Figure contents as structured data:
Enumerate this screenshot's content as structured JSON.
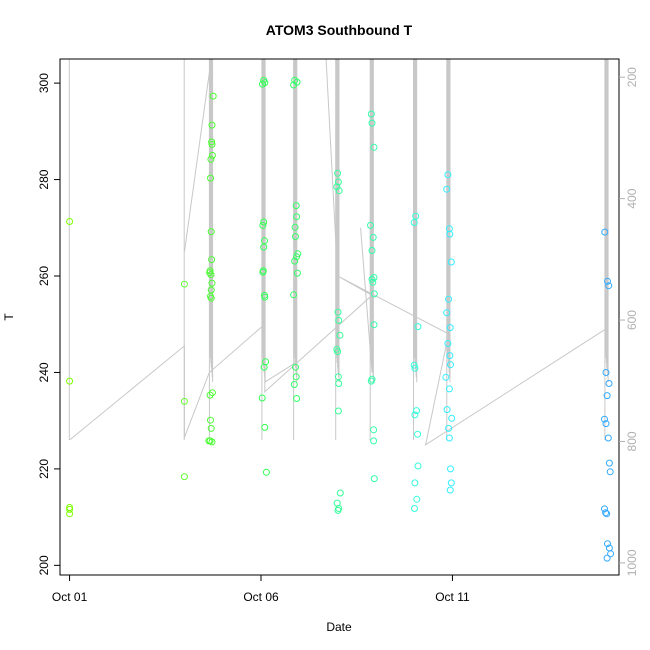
{
  "chart_data": {
    "type": "scatter",
    "title": "ATOM3 Southbound T",
    "xlabel": "Date",
    "ylabel": "T",
    "x_tick_labels": [
      "Oct 01",
      "Oct 06",
      "Oct 11"
    ],
    "x_tick_days": [
      1,
      6,
      11
    ],
    "xlim_days": [
      0.75,
      15.35
    ],
    "ylim": [
      198,
      305
    ],
    "y_ticks": [
      200,
      220,
      240,
      260,
      280,
      300
    ],
    "y2_ticks": [
      200,
      400,
      600,
      800,
      1000
    ],
    "y2lim_reversed": [
      1020,
      170
    ],
    "grid": false,
    "legend": "none",
    "colors": {
      "profile_line": "#c8c8c8",
      "axis": "#000000",
      "right_axis": "#b0b0b0"
    },
    "series": [
      {
        "color": "#7fff00",
        "points": [
          [
            1.0,
            271.3
          ],
          [
            1.0,
            238.2
          ],
          [
            1.0,
            212.0
          ],
          [
            1.0,
            211.6
          ],
          [
            1.0,
            210.7
          ]
        ]
      },
      {
        "color": "#66ff33",
        "points": [
          [
            4.0,
            258.3
          ],
          [
            4.0,
            234.0
          ],
          [
            4.0,
            218.4
          ]
        ]
      },
      {
        "color": "#4cff33",
        "points": [
          [
            4.75,
            297.3
          ],
          [
            4.72,
            291.3
          ],
          [
            4.71,
            287.8
          ],
          [
            4.72,
            287.3
          ],
          [
            4.69,
            284.2
          ],
          [
            4.73,
            285.0
          ],
          [
            4.68,
            280.3
          ],
          [
            4.7,
            269.2
          ],
          [
            4.71,
            263.4
          ],
          [
            4.67,
            261.1
          ],
          [
            4.66,
            260.7
          ],
          [
            4.69,
            260.3
          ],
          [
            4.72,
            258.5
          ],
          [
            4.7,
            257.1
          ],
          [
            4.68,
            255.8
          ],
          [
            4.7,
            255.4
          ],
          [
            4.67,
            235.3
          ],
          [
            4.73,
            235.8
          ],
          [
            4.68,
            230.1
          ],
          [
            4.7,
            228.4
          ],
          [
            4.64,
            225.8
          ],
          [
            4.67,
            225.8
          ],
          [
            4.72,
            225.6
          ]
        ]
      },
      {
        "color": "#33ff55",
        "points": [
          [
            6.07,
            300.6
          ],
          [
            6.1,
            300.1
          ],
          [
            6.04,
            299.8
          ],
          [
            6.07,
            271.2
          ],
          [
            6.05,
            270.5
          ],
          [
            6.09,
            267.3
          ],
          [
            6.07,
            266.0
          ],
          [
            6.06,
            261.1
          ],
          [
            6.05,
            260.8
          ],
          [
            6.09,
            256.0
          ],
          [
            6.1,
            255.6
          ],
          [
            6.12,
            242.2
          ],
          [
            6.08,
            241.1
          ],
          [
            6.03,
            234.7
          ],
          [
            6.1,
            228.6
          ],
          [
            6.14,
            219.3
          ]
        ]
      },
      {
        "color": "#33ff66",
        "points": [
          [
            6.88,
            300.6
          ],
          [
            6.94,
            300.2
          ],
          [
            6.85,
            299.6
          ],
          [
            6.92,
            274.6
          ],
          [
            6.93,
            272.3
          ],
          [
            6.89,
            270.1
          ],
          [
            6.9,
            268.2
          ],
          [
            6.96,
            264.6
          ],
          [
            6.93,
            264.0
          ],
          [
            6.88,
            263.1
          ],
          [
            6.95,
            260.6
          ],
          [
            6.85,
            256.1
          ],
          [
            6.9,
            241.1
          ],
          [
            6.92,
            239.1
          ],
          [
            6.87,
            237.5
          ],
          [
            6.93,
            234.6
          ]
        ]
      },
      {
        "color": "#33ff99",
        "points": [
          [
            8.0,
            281.3
          ],
          [
            8.02,
            279.5
          ],
          [
            7.98,
            278.5
          ],
          [
            8.04,
            277.7
          ],
          [
            8.01,
            252.5
          ],
          [
            8.03,
            250.8
          ],
          [
            8.06,
            247.7
          ],
          [
            7.98,
            244.8
          ],
          [
            8.0,
            244.3
          ],
          [
            8.02,
            239.1
          ],
          [
            8.03,
            237.7
          ],
          [
            8.02,
            232.0
          ],
          [
            8.07,
            215.0
          ],
          [
            7.99,
            212.9
          ],
          [
            8.03,
            211.8
          ],
          [
            8.01,
            211.4
          ]
        ]
      },
      {
        "color": "#33ffaa",
        "points": [
          [
            8.88,
            293.6
          ],
          [
            8.9,
            291.7
          ],
          [
            8.95,
            286.7
          ],
          [
            8.86,
            270.5
          ],
          [
            8.93,
            268.0
          ],
          [
            8.9,
            265.3
          ],
          [
            8.95,
            259.7
          ],
          [
            8.9,
            259.3
          ],
          [
            8.92,
            258.7
          ],
          [
            8.96,
            256.3
          ],
          [
            8.95,
            249.9
          ],
          [
            8.9,
            238.6
          ],
          [
            8.88,
            238.2
          ],
          [
            8.94,
            228.1
          ],
          [
            8.94,
            225.8
          ],
          [
            8.96,
            218.0
          ]
        ]
      },
      {
        "color": "#33ffdd",
        "points": [
          [
            10.04,
            272.4
          ],
          [
            10.0,
            271.1
          ],
          [
            10.1,
            249.5
          ],
          [
            10.0,
            241.5
          ],
          [
            10.02,
            240.9
          ],
          [
            10.06,
            232.1
          ],
          [
            10.02,
            231.2
          ],
          [
            10.09,
            227.2
          ],
          [
            10.1,
            220.6
          ],
          [
            10.02,
            217.1
          ],
          [
            10.07,
            213.7
          ],
          [
            10.01,
            211.8
          ]
        ]
      },
      {
        "color": "#33eeff",
        "points": [
          [
            10.88,
            281.0
          ],
          [
            10.85,
            278.0
          ],
          [
            10.92,
            269.8
          ],
          [
            10.93,
            268.7
          ],
          [
            10.97,
            262.9
          ],
          [
            10.9,
            255.2
          ],
          [
            10.85,
            252.4
          ],
          [
            10.94,
            249.3
          ],
          [
            10.88,
            246.0
          ],
          [
            10.93,
            243.5
          ],
          [
            10.95,
            241.6
          ],
          [
            10.83,
            239.0
          ],
          [
            10.92,
            236.6
          ],
          [
            10.86,
            232.3
          ],
          [
            10.98,
            230.5
          ],
          [
            10.9,
            228.4
          ],
          [
            10.92,
            226.4
          ],
          [
            10.95,
            220.0
          ],
          [
            10.97,
            217.1
          ],
          [
            10.94,
            215.6
          ]
        ]
      },
      {
        "color": "#33aaff",
        "points": [
          [
            14.98,
            269.1
          ],
          [
            15.05,
            258.9
          ],
          [
            15.08,
            258.0
          ],
          [
            15.01,
            240.0
          ],
          [
            15.09,
            237.7
          ],
          [
            15.04,
            235.2
          ],
          [
            14.97,
            230.3
          ],
          [
            15.01,
            229.4
          ],
          [
            15.07,
            226.4
          ],
          [
            15.1,
            221.2
          ],
          [
            15.12,
            219.4
          ],
          [
            14.97,
            211.7
          ],
          [
            15.0,
            210.9
          ],
          [
            15.03,
            210.7
          ],
          [
            15.05,
            204.5
          ],
          [
            15.1,
            203.6
          ],
          [
            15.13,
            202.4
          ],
          [
            15.04,
            201.5
          ]
        ]
      }
    ]
  }
}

• EXERCISE BRIEF
Reproduce every line exactly and omit all pictures.

• RESPONSE TO THIS TASK
Enumerate this screenshot's content as structured JSON.
{
  "chart_data": {
    "type": "scatter",
    "title": "ATOM3 Southbound T",
    "xlabel": "Date",
    "ylabel": "T",
    "x_tick_labels": [
      "Oct 01",
      "Oct 06",
      "Oct 11"
    ],
    "x_tick_days": [
      1,
      6,
      11
    ],
    "xlim_days": [
      0.75,
      15.35
    ],
    "ylim": [
      198,
      305
    ],
    "y_ticks": [
      200,
      220,
      240,
      260,
      280,
      300
    ],
    "y2_ticks": [
      200,
      400,
      600,
      800,
      1000
    ],
    "y2lim_reversed": [
      1020,
      170
    ],
    "grid": false,
    "legend": "none",
    "colors": {
      "profile_line": "#c8c8c8",
      "axis": "#000000",
      "right_axis": "#b0b0b0"
    },
    "series": [
      {
        "color": "#7fff00",
        "points": [
          [
            1.0,
            271.3
          ],
          [
            1.0,
            238.2
          ],
          [
            1.0,
            212.0
          ],
          [
            1.0,
            211.6
          ],
          [
            1.0,
            210.7
          ]
        ]
      },
      {
        "color": "#66ff33",
        "points": [
          [
            4.0,
            258.3
          ],
          [
            4.0,
            234.0
          ],
          [
            4.0,
            218.4
          ]
        ]
      },
      {
        "color": "#4cff33",
        "points": [
          [
            4.75,
            297.3
          ],
          [
            4.72,
            291.3
          ],
          [
            4.71,
            287.8
          ],
          [
            4.72,
            287.3
          ],
          [
            4.69,
            284.2
          ],
          [
            4.73,
            285.0
          ],
          [
            4.68,
            280.3
          ],
          [
            4.7,
            269.2
          ],
          [
            4.71,
            263.4
          ],
          [
            4.67,
            261.1
          ],
          [
            4.66,
            260.7
          ],
          [
            4.69,
            260.3
          ],
          [
            4.72,
            258.5
          ],
          [
            4.7,
            257.1
          ],
          [
            4.68,
            255.8
          ],
          [
            4.7,
            255.4
          ],
          [
            4.67,
            235.3
          ],
          [
            4.73,
            235.8
          ],
          [
            4.68,
            230.1
          ],
          [
            4.7,
            228.4
          ],
          [
            4.64,
            225.8
          ],
          [
            4.67,
            225.8
          ],
          [
            4.72,
            225.6
          ]
        ]
      },
      {
        "color": "#33ff55",
        "points": [
          [
            6.07,
            300.6
          ],
          [
            6.1,
            300.1
          ],
          [
            6.04,
            299.8
          ],
          [
            6.07,
            271.2
          ],
          [
            6.05,
            270.5
          ],
          [
            6.09,
            267.3
          ],
          [
            6.07,
            266.0
          ],
          [
            6.06,
            261.1
          ],
          [
            6.05,
            260.8
          ],
          [
            6.09,
            256.0
          ],
          [
            6.1,
            255.6
          ],
          [
            6.12,
            242.2
          ],
          [
            6.08,
            241.1
          ],
          [
            6.03,
            234.7
          ],
          [
            6.1,
            228.6
          ],
          [
            6.14,
            219.3
          ]
        ]
      },
      {
        "color": "#33ff66",
        "points": [
          [
            6.88,
            300.6
          ],
          [
            6.94,
            300.2
          ],
          [
            6.85,
            299.6
          ],
          [
            6.92,
            274.6
          ],
          [
            6.93,
            272.3
          ],
          [
            6.89,
            270.1
          ],
          [
            6.9,
            268.2
          ],
          [
            6.96,
            264.6
          ],
          [
            6.93,
            264.0
          ],
          [
            6.88,
            263.1
          ],
          [
            6.95,
            260.6
          ],
          [
            6.85,
            256.1
          ],
          [
            6.9,
            241.1
          ],
          [
            6.92,
            239.1
          ],
          [
            6.87,
            237.5
          ],
          [
            6.93,
            234.6
          ]
        ]
      },
      {
        "color": "#33ff99",
        "points": [
          [
            8.0,
            281.3
          ],
          [
            8.02,
            279.5
          ],
          [
            7.98,
            278.5
          ],
          [
            8.04,
            277.7
          ],
          [
            8.01,
            252.5
          ],
          [
            8.03,
            250.8
          ],
          [
            8.06,
            247.7
          ],
          [
            7.98,
            244.8
          ],
          [
            8.0,
            244.3
          ],
          [
            8.02,
            239.1
          ],
          [
            8.03,
            237.7
          ],
          [
            8.02,
            232.0
          ],
          [
            8.07,
            215.0
          ],
          [
            7.99,
            212.9
          ],
          [
            8.03,
            211.8
          ],
          [
            8.01,
            211.4
          ]
        ]
      },
      {
        "color": "#33ffaa",
        "points": [
          [
            8.88,
            293.6
          ],
          [
            8.9,
            291.7
          ],
          [
            8.95,
            286.7
          ],
          [
            8.86,
            270.5
          ],
          [
            8.93,
            268.0
          ],
          [
            8.9,
            265.3
          ],
          [
            8.95,
            259.7
          ],
          [
            8.9,
            259.3
          ],
          [
            8.92,
            258.7
          ],
          [
            8.96,
            256.3
          ],
          [
            8.95,
            249.9
          ],
          [
            8.9,
            238.6
          ],
          [
            8.88,
            238.2
          ],
          [
            8.94,
            228.1
          ],
          [
            8.94,
            225.8
          ],
          [
            8.96,
            218.0
          ]
        ]
      },
      {
        "color": "#33ffdd",
        "points": [
          [
            10.04,
            272.4
          ],
          [
            10.0,
            271.1
          ],
          [
            10.1,
            249.5
          ],
          [
            10.0,
            241.5
          ],
          [
            10.02,
            240.9
          ],
          [
            10.06,
            232.1
          ],
          [
            10.02,
            231.2
          ],
          [
            10.09,
            227.2
          ],
          [
            10.1,
            220.6
          ],
          [
            10.02,
            217.1
          ],
          [
            10.07,
            213.7
          ],
          [
            10.01,
            211.8
          ]
        ]
      },
      {
        "color": "#33eeff",
        "points": [
          [
            10.88,
            281.0
          ],
          [
            10.85,
            278.0
          ],
          [
            10.92,
            269.8
          ],
          [
            10.93,
            268.7
          ],
          [
            10.97,
            262.9
          ],
          [
            10.9,
            255.2
          ],
          [
            10.85,
            252.4
          ],
          [
            10.94,
            249.3
          ],
          [
            10.88,
            246.0
          ],
          [
            10.93,
            243.5
          ],
          [
            10.95,
            241.6
          ],
          [
            10.83,
            239.0
          ],
          [
            10.92,
            236.6
          ],
          [
            10.86,
            232.3
          ],
          [
            10.98,
            230.5
          ],
          [
            10.9,
            228.4
          ],
          [
            10.92,
            226.4
          ],
          [
            10.95,
            220.0
          ],
          [
            10.97,
            217.1
          ],
          [
            10.94,
            215.6
          ]
        ]
      },
      {
        "color": "#33aaff",
        "points": [
          [
            14.98,
            269.1
          ],
          [
            15.05,
            258.9
          ],
          [
            15.08,
            258.0
          ],
          [
            15.01,
            240.0
          ],
          [
            15.09,
            237.7
          ],
          [
            15.04,
            235.2
          ],
          [
            14.97,
            230.3
          ],
          [
            15.01,
            229.4
          ],
          [
            15.07,
            226.4
          ],
          [
            15.1,
            221.2
          ],
          [
            15.12,
            219.4
          ],
          [
            14.97,
            211.7
          ],
          [
            15.0,
            210.9
          ],
          [
            15.03,
            210.7
          ],
          [
            15.05,
            204.5
          ],
          [
            15.1,
            203.6
          ],
          [
            15.13,
            202.4
          ],
          [
            15.04,
            201.5
          ]
        ]
      }
    ]
  }
}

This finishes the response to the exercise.